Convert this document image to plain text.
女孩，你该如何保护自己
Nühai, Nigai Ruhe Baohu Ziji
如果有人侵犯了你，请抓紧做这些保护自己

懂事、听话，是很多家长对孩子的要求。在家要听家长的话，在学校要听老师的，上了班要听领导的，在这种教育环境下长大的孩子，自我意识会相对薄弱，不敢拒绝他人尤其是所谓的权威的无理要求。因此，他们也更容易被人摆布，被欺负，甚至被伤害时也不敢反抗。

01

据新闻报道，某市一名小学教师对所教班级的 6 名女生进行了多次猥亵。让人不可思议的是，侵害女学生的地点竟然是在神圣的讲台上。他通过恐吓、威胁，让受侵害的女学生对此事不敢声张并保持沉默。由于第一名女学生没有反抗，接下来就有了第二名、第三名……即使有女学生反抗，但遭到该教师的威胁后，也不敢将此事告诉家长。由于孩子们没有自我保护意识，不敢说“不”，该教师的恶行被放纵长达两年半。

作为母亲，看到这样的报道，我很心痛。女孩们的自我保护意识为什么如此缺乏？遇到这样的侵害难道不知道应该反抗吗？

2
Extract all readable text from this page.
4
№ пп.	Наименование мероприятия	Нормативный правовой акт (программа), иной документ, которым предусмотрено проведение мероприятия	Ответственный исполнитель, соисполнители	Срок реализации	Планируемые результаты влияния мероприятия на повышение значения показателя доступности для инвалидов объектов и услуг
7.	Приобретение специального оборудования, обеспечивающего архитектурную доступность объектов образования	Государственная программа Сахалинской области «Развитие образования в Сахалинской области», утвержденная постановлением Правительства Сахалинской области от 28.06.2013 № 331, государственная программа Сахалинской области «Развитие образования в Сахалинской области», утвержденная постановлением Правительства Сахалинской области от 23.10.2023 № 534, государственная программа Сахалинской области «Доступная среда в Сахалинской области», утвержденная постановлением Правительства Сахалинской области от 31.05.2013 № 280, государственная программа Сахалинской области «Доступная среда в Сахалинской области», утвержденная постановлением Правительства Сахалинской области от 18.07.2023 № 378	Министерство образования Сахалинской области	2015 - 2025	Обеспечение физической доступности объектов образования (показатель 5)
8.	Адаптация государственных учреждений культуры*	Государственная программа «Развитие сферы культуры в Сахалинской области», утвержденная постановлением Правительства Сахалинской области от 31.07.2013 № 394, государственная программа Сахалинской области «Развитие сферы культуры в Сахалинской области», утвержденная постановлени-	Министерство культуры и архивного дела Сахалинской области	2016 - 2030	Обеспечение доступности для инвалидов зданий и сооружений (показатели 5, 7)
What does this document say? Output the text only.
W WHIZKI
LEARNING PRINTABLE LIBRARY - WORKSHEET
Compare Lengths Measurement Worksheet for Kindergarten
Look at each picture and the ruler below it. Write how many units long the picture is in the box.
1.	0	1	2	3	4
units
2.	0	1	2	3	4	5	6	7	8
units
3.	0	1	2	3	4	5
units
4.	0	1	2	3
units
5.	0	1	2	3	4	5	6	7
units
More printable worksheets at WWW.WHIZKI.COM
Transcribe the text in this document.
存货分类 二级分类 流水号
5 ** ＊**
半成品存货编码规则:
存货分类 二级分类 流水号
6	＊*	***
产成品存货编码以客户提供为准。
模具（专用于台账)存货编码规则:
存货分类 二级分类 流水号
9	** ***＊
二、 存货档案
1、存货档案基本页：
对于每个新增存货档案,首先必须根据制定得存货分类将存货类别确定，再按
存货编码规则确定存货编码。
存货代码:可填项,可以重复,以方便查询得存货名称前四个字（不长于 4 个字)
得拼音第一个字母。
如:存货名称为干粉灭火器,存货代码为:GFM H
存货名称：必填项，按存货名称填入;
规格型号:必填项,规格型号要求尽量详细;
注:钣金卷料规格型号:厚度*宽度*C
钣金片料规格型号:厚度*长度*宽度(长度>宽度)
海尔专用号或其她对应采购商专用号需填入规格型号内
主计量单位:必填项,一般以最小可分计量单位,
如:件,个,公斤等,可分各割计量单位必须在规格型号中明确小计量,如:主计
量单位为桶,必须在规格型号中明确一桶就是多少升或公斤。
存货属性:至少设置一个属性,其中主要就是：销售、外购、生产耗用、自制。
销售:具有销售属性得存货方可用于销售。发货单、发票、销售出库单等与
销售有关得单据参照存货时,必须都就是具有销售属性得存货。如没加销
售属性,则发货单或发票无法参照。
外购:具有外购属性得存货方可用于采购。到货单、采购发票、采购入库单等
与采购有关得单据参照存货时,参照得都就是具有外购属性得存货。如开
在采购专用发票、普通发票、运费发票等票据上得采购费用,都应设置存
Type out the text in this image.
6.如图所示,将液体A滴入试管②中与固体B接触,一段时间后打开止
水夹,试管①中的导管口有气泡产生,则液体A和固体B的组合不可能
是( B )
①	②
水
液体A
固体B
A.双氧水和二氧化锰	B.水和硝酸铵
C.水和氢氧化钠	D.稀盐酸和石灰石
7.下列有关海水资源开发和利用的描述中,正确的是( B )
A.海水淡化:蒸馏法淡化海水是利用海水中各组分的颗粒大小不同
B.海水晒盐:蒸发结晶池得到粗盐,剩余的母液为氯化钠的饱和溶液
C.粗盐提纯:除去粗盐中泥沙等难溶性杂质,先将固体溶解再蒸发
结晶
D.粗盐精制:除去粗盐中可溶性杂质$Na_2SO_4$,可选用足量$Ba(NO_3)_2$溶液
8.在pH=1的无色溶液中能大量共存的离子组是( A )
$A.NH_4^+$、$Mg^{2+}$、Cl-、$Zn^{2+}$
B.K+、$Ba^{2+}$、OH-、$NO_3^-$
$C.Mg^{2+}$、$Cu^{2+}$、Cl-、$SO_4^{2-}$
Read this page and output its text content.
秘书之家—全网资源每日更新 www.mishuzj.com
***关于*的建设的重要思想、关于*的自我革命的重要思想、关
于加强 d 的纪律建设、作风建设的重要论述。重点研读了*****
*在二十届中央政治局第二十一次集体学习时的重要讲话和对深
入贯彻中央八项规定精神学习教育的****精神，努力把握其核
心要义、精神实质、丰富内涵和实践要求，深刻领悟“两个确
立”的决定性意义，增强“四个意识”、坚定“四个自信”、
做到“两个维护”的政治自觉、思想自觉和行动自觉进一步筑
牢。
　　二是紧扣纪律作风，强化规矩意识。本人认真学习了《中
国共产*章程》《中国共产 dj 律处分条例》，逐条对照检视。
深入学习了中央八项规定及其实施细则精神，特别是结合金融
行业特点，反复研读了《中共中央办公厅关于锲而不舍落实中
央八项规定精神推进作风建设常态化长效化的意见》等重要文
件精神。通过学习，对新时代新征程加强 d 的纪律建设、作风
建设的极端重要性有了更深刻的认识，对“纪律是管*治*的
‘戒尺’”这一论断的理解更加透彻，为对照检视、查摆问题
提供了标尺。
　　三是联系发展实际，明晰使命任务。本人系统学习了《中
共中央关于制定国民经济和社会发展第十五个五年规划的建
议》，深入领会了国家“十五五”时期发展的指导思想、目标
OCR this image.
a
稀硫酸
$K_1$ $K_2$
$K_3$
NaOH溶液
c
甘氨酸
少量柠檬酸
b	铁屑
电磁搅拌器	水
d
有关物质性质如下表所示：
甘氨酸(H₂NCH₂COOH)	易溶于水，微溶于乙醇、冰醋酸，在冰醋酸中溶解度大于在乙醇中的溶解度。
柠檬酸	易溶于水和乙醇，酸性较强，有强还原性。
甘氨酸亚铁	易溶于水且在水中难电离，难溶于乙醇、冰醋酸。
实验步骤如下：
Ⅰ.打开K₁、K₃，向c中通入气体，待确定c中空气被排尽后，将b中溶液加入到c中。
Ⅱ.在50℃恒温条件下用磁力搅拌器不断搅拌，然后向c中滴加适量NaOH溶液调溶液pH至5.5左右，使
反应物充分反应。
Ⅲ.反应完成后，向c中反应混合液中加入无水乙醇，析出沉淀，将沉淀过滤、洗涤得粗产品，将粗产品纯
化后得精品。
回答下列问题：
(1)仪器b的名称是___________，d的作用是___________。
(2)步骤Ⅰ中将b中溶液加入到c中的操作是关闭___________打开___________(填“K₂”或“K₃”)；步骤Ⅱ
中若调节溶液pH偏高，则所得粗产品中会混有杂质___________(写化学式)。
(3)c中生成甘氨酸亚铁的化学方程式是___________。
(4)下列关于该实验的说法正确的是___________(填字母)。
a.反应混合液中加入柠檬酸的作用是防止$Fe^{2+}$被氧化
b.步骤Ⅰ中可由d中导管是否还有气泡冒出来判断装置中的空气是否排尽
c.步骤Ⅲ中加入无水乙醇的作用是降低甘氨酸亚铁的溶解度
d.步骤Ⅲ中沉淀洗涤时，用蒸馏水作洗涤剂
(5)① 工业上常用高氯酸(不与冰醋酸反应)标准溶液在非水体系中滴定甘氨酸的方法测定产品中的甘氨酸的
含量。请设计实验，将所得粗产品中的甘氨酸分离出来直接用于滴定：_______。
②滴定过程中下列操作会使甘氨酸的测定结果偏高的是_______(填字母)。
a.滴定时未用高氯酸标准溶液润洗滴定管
════════════════════
== INSTRUCTION ==
Pick out the lines above that hold the string "инвалидов" and show them.

== WRITTEN REPLY ==
№ пп.	Наименование мероприятия	Нормативный правовой акт (программа), иной документ, которым предусмотрено проведение мероприятия	Ответственный исполнитель, соисполнители	Срок реализации	Планируемые результаты влияния мероприятия на повышение значения показателя доступности для инвалидов объектов и услуг
8.	Адаптация государственных учреждений культуры*	Государственная программа «Развитие сферы культуры в Сахалинской области», утвержденная постановлением Правительства Сахалинской области от 31.07.2013 № 394, государственная программа Сахалинской области «Развитие сферы культуры в Сахалинской области», утвержденная постановлени-	Министерство культуры и архивного дела Сахалинской области	2016 - 2030	Обеспечение доступности для инвалидов зданий и сооружений (показатели 5, 7)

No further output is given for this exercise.